### EXCERPTED RECORDS

--------

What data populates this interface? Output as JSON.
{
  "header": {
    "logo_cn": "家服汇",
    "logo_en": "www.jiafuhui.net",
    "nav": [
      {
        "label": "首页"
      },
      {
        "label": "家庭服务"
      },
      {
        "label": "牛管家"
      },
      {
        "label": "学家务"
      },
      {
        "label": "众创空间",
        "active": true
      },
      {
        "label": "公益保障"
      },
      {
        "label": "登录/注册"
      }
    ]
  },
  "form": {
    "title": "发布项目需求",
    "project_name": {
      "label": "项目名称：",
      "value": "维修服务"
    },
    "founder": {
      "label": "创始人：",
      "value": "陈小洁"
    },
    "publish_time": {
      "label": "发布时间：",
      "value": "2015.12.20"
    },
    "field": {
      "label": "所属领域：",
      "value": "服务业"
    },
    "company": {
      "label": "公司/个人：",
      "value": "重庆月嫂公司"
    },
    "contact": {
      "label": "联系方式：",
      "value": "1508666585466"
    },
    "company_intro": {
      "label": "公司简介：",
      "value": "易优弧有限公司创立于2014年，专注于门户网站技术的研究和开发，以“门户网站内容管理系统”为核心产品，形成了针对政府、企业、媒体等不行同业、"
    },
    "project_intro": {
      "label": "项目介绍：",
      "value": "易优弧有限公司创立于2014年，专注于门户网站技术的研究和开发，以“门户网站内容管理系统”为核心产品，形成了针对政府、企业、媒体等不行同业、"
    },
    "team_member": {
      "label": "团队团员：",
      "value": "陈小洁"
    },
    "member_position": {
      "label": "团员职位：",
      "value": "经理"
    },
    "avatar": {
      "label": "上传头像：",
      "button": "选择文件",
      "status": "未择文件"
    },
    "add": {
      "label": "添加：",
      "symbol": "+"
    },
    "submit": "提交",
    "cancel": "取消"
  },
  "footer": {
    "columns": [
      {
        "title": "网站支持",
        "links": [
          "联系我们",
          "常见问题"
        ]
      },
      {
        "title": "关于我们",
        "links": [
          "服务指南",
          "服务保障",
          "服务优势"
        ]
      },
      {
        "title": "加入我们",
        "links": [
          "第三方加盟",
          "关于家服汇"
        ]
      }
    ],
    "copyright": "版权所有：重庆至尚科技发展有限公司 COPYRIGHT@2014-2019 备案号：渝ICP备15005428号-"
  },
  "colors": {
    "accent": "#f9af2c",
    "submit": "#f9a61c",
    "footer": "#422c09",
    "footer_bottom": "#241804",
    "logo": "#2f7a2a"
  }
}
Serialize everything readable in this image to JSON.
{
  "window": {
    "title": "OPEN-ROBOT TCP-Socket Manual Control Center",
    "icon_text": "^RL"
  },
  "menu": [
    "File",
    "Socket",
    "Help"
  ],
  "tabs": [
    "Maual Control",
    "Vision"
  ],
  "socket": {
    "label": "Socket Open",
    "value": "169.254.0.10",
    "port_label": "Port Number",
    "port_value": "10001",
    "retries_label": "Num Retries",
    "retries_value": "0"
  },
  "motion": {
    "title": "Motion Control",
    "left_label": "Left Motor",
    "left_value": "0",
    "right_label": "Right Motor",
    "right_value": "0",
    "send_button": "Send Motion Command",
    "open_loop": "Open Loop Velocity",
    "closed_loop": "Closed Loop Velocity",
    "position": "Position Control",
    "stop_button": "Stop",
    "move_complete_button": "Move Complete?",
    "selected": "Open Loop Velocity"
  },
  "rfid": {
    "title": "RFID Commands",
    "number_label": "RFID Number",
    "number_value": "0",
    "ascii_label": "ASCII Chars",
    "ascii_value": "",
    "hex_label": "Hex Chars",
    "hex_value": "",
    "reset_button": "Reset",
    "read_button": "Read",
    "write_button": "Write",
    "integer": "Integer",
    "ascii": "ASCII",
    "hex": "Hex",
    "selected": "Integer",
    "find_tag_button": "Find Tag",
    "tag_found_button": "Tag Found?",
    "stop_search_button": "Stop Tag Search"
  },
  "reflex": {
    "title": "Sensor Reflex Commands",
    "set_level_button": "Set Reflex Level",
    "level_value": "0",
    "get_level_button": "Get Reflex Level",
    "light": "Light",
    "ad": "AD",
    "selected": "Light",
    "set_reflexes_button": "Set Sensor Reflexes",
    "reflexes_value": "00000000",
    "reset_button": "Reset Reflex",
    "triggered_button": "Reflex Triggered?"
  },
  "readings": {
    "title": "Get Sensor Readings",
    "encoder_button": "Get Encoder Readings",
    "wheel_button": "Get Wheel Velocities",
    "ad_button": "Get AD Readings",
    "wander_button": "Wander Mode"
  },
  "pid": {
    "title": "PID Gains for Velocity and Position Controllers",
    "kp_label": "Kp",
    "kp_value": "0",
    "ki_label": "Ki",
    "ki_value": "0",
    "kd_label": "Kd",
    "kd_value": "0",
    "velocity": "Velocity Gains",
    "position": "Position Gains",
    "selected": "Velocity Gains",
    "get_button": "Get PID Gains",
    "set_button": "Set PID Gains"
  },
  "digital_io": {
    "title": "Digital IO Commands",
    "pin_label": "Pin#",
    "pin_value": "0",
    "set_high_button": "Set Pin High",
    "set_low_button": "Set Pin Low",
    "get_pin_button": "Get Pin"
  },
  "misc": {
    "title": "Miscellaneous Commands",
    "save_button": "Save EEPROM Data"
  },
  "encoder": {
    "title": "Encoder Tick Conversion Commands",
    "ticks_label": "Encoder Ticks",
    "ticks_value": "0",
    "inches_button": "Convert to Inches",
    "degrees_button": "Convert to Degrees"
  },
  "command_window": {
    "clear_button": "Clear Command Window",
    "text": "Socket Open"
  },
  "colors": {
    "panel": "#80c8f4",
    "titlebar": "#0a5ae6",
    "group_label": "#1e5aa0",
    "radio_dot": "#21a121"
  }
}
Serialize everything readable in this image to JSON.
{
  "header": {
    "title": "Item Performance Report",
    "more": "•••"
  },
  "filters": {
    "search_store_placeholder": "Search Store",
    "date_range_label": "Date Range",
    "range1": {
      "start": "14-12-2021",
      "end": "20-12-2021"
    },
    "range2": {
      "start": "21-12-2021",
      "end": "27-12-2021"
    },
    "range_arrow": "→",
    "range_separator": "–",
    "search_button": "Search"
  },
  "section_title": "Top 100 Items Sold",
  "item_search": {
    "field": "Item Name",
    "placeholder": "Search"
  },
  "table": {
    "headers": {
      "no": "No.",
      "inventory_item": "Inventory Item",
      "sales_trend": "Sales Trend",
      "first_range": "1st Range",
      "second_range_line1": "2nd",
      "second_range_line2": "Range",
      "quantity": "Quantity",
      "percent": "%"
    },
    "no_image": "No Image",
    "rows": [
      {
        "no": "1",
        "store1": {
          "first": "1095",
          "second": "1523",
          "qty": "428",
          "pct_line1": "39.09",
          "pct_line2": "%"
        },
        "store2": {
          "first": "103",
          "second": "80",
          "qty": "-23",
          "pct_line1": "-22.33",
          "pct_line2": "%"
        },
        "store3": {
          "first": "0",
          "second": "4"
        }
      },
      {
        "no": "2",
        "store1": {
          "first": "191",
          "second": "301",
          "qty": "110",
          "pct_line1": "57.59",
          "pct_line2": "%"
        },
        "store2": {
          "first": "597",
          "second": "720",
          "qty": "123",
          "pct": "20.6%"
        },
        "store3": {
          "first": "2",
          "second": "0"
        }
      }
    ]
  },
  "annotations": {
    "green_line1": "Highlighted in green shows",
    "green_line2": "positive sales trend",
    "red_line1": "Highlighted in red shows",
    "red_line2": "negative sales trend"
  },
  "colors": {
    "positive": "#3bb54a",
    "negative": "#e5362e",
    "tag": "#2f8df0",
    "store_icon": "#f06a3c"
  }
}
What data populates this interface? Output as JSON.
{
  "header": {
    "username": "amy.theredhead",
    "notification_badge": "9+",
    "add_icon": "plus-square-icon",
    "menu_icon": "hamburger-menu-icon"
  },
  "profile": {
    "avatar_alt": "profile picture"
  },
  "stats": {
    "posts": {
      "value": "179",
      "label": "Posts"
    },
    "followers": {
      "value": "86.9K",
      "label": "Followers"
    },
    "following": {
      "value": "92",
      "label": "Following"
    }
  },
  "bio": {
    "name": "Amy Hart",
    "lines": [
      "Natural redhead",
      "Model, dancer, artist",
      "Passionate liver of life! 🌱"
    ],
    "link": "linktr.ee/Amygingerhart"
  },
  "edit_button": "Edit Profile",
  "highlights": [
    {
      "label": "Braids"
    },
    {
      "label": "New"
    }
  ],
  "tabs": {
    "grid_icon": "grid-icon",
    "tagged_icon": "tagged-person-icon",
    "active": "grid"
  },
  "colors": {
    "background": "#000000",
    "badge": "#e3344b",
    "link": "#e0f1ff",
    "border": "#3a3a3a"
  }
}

--------

### WRITTEN REQUEST
Show every line from the entries above in which the word "Loop" appears.

### FINISHED TASK
    "open_loop": "Open Loop Velocity",
    "closed_loop": "Closed Loop Velocity",
    "selected": "Open Loop Velocity"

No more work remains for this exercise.